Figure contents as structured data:
+ + +

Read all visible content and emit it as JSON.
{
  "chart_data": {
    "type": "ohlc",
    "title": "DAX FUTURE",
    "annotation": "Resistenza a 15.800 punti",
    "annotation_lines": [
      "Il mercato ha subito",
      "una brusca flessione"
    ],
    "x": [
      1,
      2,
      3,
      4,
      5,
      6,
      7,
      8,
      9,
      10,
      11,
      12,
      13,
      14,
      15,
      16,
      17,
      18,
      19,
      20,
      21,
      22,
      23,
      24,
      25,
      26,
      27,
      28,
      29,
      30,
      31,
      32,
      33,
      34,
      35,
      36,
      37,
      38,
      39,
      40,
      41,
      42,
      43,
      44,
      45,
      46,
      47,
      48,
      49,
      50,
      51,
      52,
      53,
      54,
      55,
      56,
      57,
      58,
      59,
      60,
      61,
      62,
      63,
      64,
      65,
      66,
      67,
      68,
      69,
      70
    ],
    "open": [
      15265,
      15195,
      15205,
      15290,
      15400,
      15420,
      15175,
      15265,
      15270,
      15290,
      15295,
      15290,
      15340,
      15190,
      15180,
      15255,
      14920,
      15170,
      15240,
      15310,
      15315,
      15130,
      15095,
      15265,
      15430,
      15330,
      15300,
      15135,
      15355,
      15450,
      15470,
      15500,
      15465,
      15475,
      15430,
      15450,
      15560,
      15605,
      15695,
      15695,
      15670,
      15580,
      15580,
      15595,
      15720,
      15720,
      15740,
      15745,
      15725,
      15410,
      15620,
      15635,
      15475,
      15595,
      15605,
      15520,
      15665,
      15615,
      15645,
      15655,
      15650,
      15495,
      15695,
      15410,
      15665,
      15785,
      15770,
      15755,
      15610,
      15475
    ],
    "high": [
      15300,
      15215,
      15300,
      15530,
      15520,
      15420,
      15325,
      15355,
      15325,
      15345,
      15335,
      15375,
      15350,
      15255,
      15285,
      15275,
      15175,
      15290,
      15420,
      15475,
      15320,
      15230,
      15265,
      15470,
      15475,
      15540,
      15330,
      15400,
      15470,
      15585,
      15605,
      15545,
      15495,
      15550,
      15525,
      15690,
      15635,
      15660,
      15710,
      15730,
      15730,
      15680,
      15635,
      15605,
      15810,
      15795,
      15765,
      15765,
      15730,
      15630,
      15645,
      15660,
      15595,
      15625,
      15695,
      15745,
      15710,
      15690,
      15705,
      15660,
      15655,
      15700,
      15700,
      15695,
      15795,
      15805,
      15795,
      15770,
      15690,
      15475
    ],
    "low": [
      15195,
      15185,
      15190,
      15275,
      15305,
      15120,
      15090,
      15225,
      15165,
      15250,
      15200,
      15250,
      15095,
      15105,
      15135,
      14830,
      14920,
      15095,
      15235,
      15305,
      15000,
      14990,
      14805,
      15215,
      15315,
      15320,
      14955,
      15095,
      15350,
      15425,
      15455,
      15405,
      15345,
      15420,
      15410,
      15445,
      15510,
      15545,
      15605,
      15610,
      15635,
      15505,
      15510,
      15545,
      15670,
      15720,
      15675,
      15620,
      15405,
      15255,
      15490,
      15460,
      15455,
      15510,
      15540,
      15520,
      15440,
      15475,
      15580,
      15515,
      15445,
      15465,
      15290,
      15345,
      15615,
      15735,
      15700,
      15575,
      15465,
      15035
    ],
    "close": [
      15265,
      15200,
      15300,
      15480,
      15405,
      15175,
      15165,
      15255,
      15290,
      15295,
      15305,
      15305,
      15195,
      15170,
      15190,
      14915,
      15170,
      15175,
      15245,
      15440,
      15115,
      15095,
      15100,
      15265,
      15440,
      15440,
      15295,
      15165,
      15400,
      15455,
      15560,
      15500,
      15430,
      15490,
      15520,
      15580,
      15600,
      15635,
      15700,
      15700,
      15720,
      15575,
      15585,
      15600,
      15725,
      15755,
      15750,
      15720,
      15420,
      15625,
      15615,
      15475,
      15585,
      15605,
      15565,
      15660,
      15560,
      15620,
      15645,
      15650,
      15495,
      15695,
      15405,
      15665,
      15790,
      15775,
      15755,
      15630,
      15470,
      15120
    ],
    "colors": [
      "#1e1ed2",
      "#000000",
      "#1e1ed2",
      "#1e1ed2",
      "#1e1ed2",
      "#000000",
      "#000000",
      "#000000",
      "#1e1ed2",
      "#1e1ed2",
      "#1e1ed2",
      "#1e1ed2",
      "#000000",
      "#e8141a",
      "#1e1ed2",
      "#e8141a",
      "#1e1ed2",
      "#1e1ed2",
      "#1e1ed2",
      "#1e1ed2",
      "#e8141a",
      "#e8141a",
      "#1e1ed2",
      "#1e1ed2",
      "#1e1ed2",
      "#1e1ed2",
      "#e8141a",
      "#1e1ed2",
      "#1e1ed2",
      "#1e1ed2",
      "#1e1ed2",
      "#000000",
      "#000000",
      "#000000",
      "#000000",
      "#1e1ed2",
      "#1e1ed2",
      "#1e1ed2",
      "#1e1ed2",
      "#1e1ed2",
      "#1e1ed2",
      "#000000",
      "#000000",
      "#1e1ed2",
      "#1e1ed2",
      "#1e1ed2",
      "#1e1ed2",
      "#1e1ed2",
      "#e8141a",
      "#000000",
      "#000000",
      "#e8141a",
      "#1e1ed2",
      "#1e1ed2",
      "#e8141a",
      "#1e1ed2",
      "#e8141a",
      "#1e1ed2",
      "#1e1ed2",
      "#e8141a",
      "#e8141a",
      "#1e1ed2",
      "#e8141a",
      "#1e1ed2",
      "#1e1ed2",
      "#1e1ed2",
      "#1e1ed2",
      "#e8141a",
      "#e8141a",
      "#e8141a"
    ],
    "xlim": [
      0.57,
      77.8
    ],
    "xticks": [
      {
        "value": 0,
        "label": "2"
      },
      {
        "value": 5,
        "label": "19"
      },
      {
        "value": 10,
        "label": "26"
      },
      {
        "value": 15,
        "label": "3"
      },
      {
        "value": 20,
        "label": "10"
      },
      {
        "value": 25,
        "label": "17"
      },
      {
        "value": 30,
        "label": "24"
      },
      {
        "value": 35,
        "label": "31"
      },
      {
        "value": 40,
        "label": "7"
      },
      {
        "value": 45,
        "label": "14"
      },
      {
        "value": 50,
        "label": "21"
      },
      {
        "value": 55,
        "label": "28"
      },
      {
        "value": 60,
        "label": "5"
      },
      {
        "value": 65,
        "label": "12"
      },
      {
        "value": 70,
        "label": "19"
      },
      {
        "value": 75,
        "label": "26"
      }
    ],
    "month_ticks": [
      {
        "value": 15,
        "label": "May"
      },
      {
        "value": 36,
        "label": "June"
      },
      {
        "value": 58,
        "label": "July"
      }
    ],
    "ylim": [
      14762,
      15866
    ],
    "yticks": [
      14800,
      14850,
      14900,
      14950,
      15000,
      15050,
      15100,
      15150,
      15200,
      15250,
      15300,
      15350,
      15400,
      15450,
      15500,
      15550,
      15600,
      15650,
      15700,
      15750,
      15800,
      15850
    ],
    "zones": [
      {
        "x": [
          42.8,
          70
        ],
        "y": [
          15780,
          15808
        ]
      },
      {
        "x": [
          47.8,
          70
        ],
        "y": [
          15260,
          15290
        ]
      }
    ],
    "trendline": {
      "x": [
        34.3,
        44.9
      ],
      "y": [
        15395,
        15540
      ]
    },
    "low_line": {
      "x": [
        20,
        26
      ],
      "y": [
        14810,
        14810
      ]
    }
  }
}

+ + +

_SHORT EXERCISE_
Quote the data in full, keeping each word unchanged.

_TASK SOLUTION_
Read all visible content and emit it as JSON.
{
  "chart_data": {
    "type": "ohlc",
    "title": "DAX FUTURE",
    "annotation": "Resistenza a 15.800 punti",
    "annotation_lines": [
      "Il mercato ha subito",
      "una brusca flessione"
    ],
    "x": [
      1,
      2,
      3,
      4,
      5,
      6,
      7,
      8,
      9,
      10,
      11,
      12,
      13,
      14,
      15,
      16,
      17,
      18,
      19,
      20,
      21,
      22,
      23,
      24,
      25,
      26,
      27,
      28,
      29,
      30,
      31,
      32,
      33,
      34,
      35,
      36,
      37,
      38,
      39,
      40,
      41,
      42,
      43,
      44,
      45,
      46,
      47,
      48,
      49,
      50,
      51,
      52,
      53,
      54,
      55,
      56,
      57,
      58,
      59,
      60,
      61,
      62,
      63,
      64,
      65,
      66,
      67,
      68,
      69,
      70
    ],
    "open": [
      15265,
      15195,
      15205,
      15290,
      15400,
      15420,
      15175,
      15265,
      15270,
      15290,
      15295,
      15290,
      15340,
      15190,
      15180,
      15255,
      14920,
      15170,
      15240,
      15310,
      15315,
      15130,
      15095,
      15265,
      15430,
      15330,
      15300,
      15135,
      15355,
      15450,
      15470,
      15500,
      15465,
      15475,
      15430,
      15450,
      15560,
      15605,
      15695,
      15695,
      15670,
      15580,
      15580,
      15595,
      15720,
      15720,
      15740,
      15745,
      15725,
      15410,
      15620,
      15635,
      15475,
      15595,
      15605,
      15520,
      15665,
      15615,
      15645,
      15655,
      15650,
      15495,
      15695,
      15410,
      15665,
      15785,
      15770,
      15755,
      15610,
      15475
    ],
    "high": [
      15300,
      15215,
      15300,
      15530,
      15520,
      15420,
      15325,
      15355,
      15325,
      15345,
      15335,
      15375,
      15350,
      15255,
      15285,
      15275,
      15175,
      15290,
      15420,
      15475,
      15320,
      15230,
      15265,
      15470,
      15475,
      15540,
      15330,
      15400,
      15470,
      15585,
      15605,
      15545,
      15495,
      15550,
      15525,
      15690,
      15635,
      15660,
      15710,
      15730,
      15730,
      15680,
      15635,
      15605,
      15810,
      15795,
      15765,
      15765,
      15730,
      15630,
      15645,
      15660,
      15595,
      15625,
      15695,
      15745,
      15710,
      15690,
      15705,
      15660,
      15655,
      15700,
      15700,
      15695,
      15795,
      15805,
      15795,
      15770,
      15690,
      15475
    ],
    "low": [
      15195,
      15185,
      15190,
      15275,
      15305,
      15120,
      15090,
      15225,
      15165,
      15250,
      15200,
      15250,
      15095,
      15105,
      15135,
      14830,
      14920,
      15095,
      15235,
      15305,
      15000,
      14990,
      14805,
      15215,
      15315,
      15320,
      14955,
      15095,
      15350,
      15425,
      15455,
      15405,
      15345,
      15420,
      15410,
      15445,
      15510,
      15545,
      15605,
      15610,
      15635,
      15505,
      15510,
      15545,
      15670,
      15720,
      15675,
      15620,
      15405,
      15255,
      15490,
      15460,
      15455,
      15510,
      15540,
      15520,
      15440,
      15475,
      15580,
      15515,
      15445,
      15465,
      15290,
      15345,
      15615,
      15735,
      15700,
      15575,
      15465,
      15035
    ],
    "close": [
      15265,
      15200,
      15300,
      15480,
      15405,
      15175,
      15165,
      15255,
      15290,
      15295,
      15305,
      15305,
      15195,
      15170,
      15190,
      14915,
      15170,
      15175,
      15245,
      15440,
      15115,
      15095,
      15100,
      15265,
      15440,
      15440,
      15295,
      15165,
      15400,
      15455,
      15560,
      15500,
      15430,
      15490,
      15520,
      15580,
      15600,
      15635,
      15700,
      15700,
      15720,
      15575,
      15585,
      15600,
      15725,
      15755,
      15750,
      15720,
      15420,
      15625,
      15615,
      15475,
      15585,
      15605,
      15565,
      15660,
      15560,
      15620,
      15645,
      15650,
      15495,
      15695,
      15405,
      15665,
      15790,
      15775,
      15755,
      15630,
      15470,
      15120
    ],
    "colors": [
      "#1e1ed2",
      "#000000",
      "#1e1ed2",
      "#1e1ed2",
      "#1e1ed2",
      "#000000",
      "#000000",
      "#000000",
      "#1e1ed2",
      "#1e1ed2",
      "#1e1ed2",
      "#1e1ed2",
      "#000000",
      "#e8141a",
      "#1e1ed2",
      "#e8141a",
      "#1e1ed2",
      "#1e1ed2",
      "#1e1ed2",
      "#1e1ed2",
      "#e8141a",
      "#e8141a",
      "#1e1ed2",
      "#1e1ed2",
      "#1e1ed2",
      "#1e1ed2",
      "#e8141a",
      "#1e1ed2",
      "#1e1ed2",
      "#1e1ed2",
      "#1e1ed2",
      "#000000",
      "#000000",
      "#000000",
      "#000000",
      "#1e1ed2",
      "#1e1ed2",
      "#1e1ed2",
      "#1e1ed2",
      "#1e1ed2",
      "#1e1ed2",
      "#000000",
      "#000000",
      "#1e1ed2",
      "#1e1ed2",
      "#1e1ed2",
      "#1e1ed2",
      "#1e1ed2",
      "#e8141a",
      "#000000",
      "#000000",
      "#e8141a",
      "#1e1ed2",
      "#1e1ed2",
      "#e8141a",
      "#1e1ed2",
      "#e8141a",
      "#1e1ed2",
      "#1e1ed2",
      "#e8141a",
      "#e8141a",
      "#1e1ed2",
      "#e8141a",
      "#1e1ed2",
      "#1e1ed2",
      "#1e1ed2",
      "#1e1ed2",
      "#e8141a",
      "#e8141a",
      "#e8141a"
    ],
    "xlim": [
      0.57,
      77.8
    ],
    "xticks": [
      {
        "value": 0,
        "label": "2"
      },
      {
        "value": 5,
        "label": "19"
      },
      {
        "value": 10,
        "label": "26"
      },
      {
        "value": 15,
        "label": "3"
      },
      {
        "value": 20,
        "label": "10"
      },
      {
        "value": 25,
        "label": "17"
      },
      {
        "value": 30,
        "label": "24"
      },
      {
        "value": 35,
        "label": "31"
      },
      {
        "value": 40,
        "label": "7"
      },
      {
        "value": 45,
        "label": "14"
      },
      {
        "value": 50,
        "label": "21"
      },
      {
        "value": 55,
        "label": "28"
      },
      {
        "value": 60,
        "label": "5"
      },
      {
        "value": 65,
        "label": "12"
      },
      {
        "value": 70,
        "label": "19"
      },
      {
        "value": 75,
        "label": "26"
      }
    ],
    "month_ticks": [
      {
        "value": 15,
        "label": "May"
      },
      {
        "value": 36,
        "label": "June"
      },
      {
        "value": 58,
        "label": "July"
      }
    ],
    "ylim": [
      14762,
      15866
    ],
    "yticks": [
      14800,
      14850,
      14900,
      14950,
      15000,
      15050,
      15100,
      15150,
      15200,
      15250,
      15300,
      15350,
      15400,
      15450,
      15500,
      15550,
      15600,
      15650,
      15700,
      15750,
      15800,
      15850
    ],
    "zones": [
      {
        "x": [
          42.8,
          70
        ],
        "y": [
          15780,
          15808
        ]
      },
      {
        "x": [
          47.8,
          70
        ],
        "y": [
          15260,
          15290
        ]
      }
    ],
    "trendline": {
      "x": [
        34.3,
        44.9
      ],
      "y": [
        15395,
        15540
      ]
    },
    "low_line": {
      "x": [
        20,
        26
      ],
      "y": [
        14810,
        14810
      ]
    }
  }
}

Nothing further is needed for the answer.